Copy every line, leaving nothing out and adding nothing.

**INFORMATION SUPPLIED:**

——————————

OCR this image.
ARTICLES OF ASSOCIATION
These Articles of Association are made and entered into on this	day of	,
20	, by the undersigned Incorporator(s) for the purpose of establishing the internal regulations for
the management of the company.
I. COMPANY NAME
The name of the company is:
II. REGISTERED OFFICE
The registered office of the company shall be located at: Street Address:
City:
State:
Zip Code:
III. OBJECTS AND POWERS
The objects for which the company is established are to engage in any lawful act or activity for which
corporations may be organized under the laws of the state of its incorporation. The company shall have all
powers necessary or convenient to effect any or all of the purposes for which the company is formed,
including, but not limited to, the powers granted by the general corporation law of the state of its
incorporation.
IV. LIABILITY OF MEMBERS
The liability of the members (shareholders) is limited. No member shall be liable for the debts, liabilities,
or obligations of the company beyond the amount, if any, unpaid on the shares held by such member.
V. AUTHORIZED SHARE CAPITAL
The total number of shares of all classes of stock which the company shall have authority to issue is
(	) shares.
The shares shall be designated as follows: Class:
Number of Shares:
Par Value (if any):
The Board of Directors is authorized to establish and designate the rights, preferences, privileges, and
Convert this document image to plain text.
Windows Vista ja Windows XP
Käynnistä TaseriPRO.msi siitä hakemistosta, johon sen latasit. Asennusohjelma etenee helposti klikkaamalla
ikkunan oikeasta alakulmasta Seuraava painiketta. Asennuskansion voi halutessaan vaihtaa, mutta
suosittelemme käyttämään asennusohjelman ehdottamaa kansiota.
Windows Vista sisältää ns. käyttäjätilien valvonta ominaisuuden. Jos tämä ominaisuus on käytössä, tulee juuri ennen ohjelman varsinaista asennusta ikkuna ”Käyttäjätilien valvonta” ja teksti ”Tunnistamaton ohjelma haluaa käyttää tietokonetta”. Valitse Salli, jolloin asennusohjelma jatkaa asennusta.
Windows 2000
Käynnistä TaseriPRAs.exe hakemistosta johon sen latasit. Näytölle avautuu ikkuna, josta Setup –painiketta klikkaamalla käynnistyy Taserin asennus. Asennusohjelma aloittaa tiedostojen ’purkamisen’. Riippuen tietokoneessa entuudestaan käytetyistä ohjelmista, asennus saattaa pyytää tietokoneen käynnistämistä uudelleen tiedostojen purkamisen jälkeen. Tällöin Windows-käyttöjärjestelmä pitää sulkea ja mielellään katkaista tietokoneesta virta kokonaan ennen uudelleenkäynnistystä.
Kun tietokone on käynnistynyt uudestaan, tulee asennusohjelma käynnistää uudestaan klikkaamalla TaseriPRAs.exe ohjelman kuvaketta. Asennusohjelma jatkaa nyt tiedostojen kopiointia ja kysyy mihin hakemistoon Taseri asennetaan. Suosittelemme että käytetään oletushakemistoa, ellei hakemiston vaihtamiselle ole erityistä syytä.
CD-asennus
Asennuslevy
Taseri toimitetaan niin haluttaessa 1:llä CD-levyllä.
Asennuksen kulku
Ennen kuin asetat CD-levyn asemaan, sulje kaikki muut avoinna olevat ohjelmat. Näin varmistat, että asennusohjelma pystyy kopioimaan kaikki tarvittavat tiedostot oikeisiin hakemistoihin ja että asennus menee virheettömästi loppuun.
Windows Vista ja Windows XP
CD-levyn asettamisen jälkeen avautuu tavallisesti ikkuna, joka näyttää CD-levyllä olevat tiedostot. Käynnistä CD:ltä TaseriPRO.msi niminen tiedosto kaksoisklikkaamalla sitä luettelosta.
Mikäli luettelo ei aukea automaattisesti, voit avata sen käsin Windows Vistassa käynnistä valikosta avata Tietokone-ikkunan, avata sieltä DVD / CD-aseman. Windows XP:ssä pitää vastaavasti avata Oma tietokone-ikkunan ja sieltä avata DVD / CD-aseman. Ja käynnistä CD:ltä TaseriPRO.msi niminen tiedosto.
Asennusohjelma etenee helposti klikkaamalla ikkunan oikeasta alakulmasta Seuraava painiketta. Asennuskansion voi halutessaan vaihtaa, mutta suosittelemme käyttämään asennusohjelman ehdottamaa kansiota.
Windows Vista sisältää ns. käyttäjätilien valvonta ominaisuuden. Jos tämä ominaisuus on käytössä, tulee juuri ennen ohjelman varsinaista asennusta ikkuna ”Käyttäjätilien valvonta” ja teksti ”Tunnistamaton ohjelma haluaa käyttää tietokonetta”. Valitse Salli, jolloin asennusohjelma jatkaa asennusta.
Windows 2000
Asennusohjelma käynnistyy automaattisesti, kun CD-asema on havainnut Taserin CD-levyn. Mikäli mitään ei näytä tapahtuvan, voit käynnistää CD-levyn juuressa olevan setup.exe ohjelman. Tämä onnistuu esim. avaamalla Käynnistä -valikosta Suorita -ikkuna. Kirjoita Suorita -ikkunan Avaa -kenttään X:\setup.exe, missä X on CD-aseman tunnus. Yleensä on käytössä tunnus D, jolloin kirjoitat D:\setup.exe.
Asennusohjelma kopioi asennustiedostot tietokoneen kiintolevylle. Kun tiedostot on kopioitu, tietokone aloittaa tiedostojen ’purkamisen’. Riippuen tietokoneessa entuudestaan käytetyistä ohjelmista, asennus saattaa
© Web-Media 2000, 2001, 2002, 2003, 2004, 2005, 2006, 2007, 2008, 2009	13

——————————

**TASK OUTPUT:**
OCR this image.
ARTICLES OF ASSOCIATION
These Articles of Association are made and entered into on this	day of	,
20	, by the undersigned Incorporator(s) for the purpose of establishing the internal regulations for
the management of the company.
I. COMPANY NAME
The name of the company is:
II. REGISTERED OFFICE
The registered office of the company shall be located at: Street Address:
City:
State:
Zip Code:
III. OBJECTS AND POWERS
The objects for which the company is established are to engage in any lawful act or activity for which
corporations may be organized under the laws of the state of its incorporation. The company shall have all
powers necessary or convenient to effect any or all of the purposes for which the company is formed,
including, but not limited to, the powers granted by the general corporation law of the state of its
incorporation.
IV. LIABILITY OF MEMBERS
The liability of the members (shareholders) is limited. No member shall be liable for the debts, liabilities,
or obligations of the company beyond the amount, if any, unpaid on the shares held by such member.
V. AUTHORIZED SHARE CAPITAL
The total number of shares of all classes of stock which the company shall have authority to issue is
(	) shares.
The shares shall be designated as follows: Class:
Number of Shares:
Par Value (if any):
The Board of Directors is authorized to establish and designate the rights, preferences, privileges, and
Convert this document image to plain text.
Windows Vista ja Windows XP
Käynnistä TaseriPRO.msi siitä hakemistosta, johon sen latasit. Asennusohjelma etenee helposti klikkaamalla
ikkunan oikeasta alakulmasta Seuraava painiketta. Asennuskansion voi halutessaan vaihtaa, mutta
suosittelemme käyttämään asennusohjelman ehdottamaa kansiota.
Windows Vista sisältää ns. käyttäjätilien valvonta ominaisuuden. Jos tämä ominaisuus on käytössä, tulee juuri ennen ohjelman varsinaista asennusta ikkuna ”Käyttäjätilien valvonta” ja teksti ”Tunnistamaton ohjelma haluaa käyttää tietokonetta”. Valitse Salli, jolloin asennusohjelma jatkaa asennusta.
Windows 2000
Käynnistä TaseriPRAs.exe hakemistosta johon sen latasit. Näytölle avautuu ikkuna, josta Setup –painiketta klikkaamalla käynnistyy Taserin asennus. Asennusohjelma aloittaa tiedostojen ’purkamisen’. Riippuen tietokoneessa entuudestaan käytetyistä ohjelmista, asennus saattaa pyytää tietokoneen käynnistämistä uudelleen tiedostojen purkamisen jälkeen. Tällöin Windows-käyttöjärjestelmä pitää sulkea ja mielellään katkaista tietokoneesta virta kokonaan ennen uudelleenkäynnistystä.
Kun tietokone on käynnistynyt uudestaan, tulee asennusohjelma käynnistää uudestaan klikkaamalla TaseriPRAs.exe ohjelman kuvaketta. Asennusohjelma jatkaa nyt tiedostojen kopiointia ja kysyy mihin hakemistoon Taseri asennetaan. Suosittelemme että käytetään oletushakemistoa, ellei hakemiston vaihtamiselle ole erityistä syytä.
CD-asennus
Asennuslevy
Taseri toimitetaan niin haluttaessa 1:llä CD-levyllä.
Asennuksen kulku
Ennen kuin asetat CD-levyn asemaan, sulje kaikki muut avoinna olevat ohjelmat. Näin varmistat, että asennusohjelma pystyy kopioimaan kaikki tarvittavat tiedostot oikeisiin hakemistoihin ja että asennus menee virheettömästi loppuun.
Windows Vista ja Windows XP
CD-levyn asettamisen jälkeen avautuu tavallisesti ikkuna, joka näyttää CD-levyllä olevat tiedostot. Käynnistä CD:ltä TaseriPRO.msi niminen tiedosto kaksoisklikkaamalla sitä luettelosta.
Mikäli luettelo ei aukea automaattisesti, voit avata sen käsin Windows Vistassa käynnistä valikosta avata Tietokone-ikkunan, avata sieltä DVD / CD-aseman. Windows XP:ssä pitää vastaavasti avata Oma tietokone-ikkunan ja sieltä avata DVD / CD-aseman. Ja käynnistä CD:ltä TaseriPRO.msi niminen tiedosto.
Asennusohjelma etenee helposti klikkaamalla ikkunan oikeasta alakulmasta Seuraava painiketta. Asennuskansion voi halutessaan vaihtaa, mutta suosittelemme käyttämään asennusohjelman ehdottamaa kansiota.
Windows Vista sisältää ns. käyttäjätilien valvonta ominaisuuden. Jos tämä ominaisuus on käytössä, tulee juuri ennen ohjelman varsinaista asennusta ikkuna ”Käyttäjätilien valvonta” ja teksti ”Tunnistamaton ohjelma haluaa käyttää tietokonetta”. Valitse Salli, jolloin asennusohjelma jatkaa asennusta.
Windows 2000
Asennusohjelma käynnistyy automaattisesti, kun CD-asema on havainnut Taserin CD-levyn. Mikäli mitään ei näytä tapahtuvan, voit käynnistää CD-levyn juuressa olevan setup.exe ohjelman. Tämä onnistuu esim. avaamalla Käynnistä -valikosta Suorita -ikkuna. Kirjoita Suorita -ikkunan Avaa -kenttään X:\setup.exe, missä X on CD-aseman tunnus. Yleensä on käytössä tunnus D, jolloin kirjoitat D:\setup.exe.
Asennusohjelma kopioi asennustiedostot tietokoneen kiintolevylle. Kun tiedostot on kopioitu, tietokone aloittaa tiedostojen ’purkamisen’. Riippuen tietokoneessa entuudestaan käytetyistä ohjelmista, asennus saattaa
© Web-Media 2000, 2001, 2002, 2003, 2004, 2005, 2006, 2007, 2008, 2009	13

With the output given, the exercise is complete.